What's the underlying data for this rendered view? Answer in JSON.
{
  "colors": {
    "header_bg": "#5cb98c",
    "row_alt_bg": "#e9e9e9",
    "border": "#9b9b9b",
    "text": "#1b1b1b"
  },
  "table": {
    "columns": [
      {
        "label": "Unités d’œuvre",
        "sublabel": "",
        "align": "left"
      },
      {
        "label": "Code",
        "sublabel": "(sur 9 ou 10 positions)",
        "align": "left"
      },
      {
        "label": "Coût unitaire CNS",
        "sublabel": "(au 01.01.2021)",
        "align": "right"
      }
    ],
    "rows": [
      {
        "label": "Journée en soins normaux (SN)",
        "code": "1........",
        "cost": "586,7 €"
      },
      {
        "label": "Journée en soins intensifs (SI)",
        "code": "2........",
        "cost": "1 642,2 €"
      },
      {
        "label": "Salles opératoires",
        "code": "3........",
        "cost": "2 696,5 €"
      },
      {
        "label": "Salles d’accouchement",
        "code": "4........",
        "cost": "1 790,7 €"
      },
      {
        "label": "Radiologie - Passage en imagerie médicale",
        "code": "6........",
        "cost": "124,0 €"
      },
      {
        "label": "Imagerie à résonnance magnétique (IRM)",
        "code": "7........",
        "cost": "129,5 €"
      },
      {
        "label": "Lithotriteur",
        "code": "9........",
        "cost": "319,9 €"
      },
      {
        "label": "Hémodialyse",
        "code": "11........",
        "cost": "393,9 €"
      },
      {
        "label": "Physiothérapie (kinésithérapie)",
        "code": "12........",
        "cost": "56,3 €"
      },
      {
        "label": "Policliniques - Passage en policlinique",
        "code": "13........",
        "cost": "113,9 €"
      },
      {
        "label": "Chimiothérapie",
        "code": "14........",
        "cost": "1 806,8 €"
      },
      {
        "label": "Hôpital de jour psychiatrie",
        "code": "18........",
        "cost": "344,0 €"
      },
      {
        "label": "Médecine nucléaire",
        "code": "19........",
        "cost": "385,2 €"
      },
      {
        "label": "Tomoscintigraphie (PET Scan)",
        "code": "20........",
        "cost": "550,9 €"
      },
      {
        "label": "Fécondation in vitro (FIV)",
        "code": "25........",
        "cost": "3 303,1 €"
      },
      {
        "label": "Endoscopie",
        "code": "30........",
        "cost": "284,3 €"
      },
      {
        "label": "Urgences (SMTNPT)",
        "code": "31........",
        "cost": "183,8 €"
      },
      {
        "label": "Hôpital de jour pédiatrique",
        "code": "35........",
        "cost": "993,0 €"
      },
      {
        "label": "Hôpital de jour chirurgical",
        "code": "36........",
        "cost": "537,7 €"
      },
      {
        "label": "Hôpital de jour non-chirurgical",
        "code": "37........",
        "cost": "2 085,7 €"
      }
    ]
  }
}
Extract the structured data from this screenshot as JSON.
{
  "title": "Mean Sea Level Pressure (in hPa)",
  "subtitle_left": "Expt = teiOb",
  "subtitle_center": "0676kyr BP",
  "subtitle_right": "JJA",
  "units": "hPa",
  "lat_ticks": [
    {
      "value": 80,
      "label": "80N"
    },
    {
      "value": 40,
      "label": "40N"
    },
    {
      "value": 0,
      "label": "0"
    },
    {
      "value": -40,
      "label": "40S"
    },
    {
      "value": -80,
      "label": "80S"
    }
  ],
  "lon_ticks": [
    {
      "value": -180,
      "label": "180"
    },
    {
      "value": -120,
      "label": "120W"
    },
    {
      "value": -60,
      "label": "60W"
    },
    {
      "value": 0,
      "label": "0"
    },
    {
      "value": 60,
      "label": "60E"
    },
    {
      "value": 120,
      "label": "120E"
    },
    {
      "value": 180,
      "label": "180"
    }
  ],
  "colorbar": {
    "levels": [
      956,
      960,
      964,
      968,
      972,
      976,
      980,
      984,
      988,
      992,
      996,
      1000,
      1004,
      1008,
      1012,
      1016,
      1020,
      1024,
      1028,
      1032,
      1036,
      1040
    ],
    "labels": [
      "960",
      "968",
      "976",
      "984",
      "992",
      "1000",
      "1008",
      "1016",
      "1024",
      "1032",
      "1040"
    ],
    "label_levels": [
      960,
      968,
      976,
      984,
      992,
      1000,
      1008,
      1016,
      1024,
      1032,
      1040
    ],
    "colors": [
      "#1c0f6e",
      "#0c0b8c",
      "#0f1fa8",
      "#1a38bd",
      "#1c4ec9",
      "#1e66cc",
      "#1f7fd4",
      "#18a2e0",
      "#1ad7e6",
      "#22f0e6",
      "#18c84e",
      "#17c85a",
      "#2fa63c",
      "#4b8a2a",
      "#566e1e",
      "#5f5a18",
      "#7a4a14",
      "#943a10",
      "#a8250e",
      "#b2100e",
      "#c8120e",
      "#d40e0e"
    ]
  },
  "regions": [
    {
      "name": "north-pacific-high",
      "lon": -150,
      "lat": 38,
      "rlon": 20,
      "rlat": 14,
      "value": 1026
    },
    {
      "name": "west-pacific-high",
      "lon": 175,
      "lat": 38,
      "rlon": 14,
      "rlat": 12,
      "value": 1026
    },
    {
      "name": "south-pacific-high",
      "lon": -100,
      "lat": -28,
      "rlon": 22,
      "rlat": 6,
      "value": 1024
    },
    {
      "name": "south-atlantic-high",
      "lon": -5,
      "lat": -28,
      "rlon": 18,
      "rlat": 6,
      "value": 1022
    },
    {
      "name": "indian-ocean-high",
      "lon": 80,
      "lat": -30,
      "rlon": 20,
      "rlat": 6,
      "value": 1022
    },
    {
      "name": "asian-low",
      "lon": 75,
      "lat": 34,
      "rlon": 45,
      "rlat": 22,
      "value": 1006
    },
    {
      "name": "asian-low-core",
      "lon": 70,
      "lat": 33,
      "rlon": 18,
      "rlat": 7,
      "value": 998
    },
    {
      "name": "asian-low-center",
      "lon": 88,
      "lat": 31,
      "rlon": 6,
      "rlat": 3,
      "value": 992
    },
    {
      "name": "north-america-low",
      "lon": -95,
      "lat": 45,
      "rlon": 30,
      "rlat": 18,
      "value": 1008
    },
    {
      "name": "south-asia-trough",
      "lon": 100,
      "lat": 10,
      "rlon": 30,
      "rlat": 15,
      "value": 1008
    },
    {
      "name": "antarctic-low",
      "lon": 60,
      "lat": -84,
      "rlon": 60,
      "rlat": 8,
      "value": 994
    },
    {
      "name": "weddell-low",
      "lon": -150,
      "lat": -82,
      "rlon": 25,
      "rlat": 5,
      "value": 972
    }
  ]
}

──────────────────────────────

### Given task
Going through the entries above, report how many lines include the string "this". The number alone is the answer.

### Exercise result
2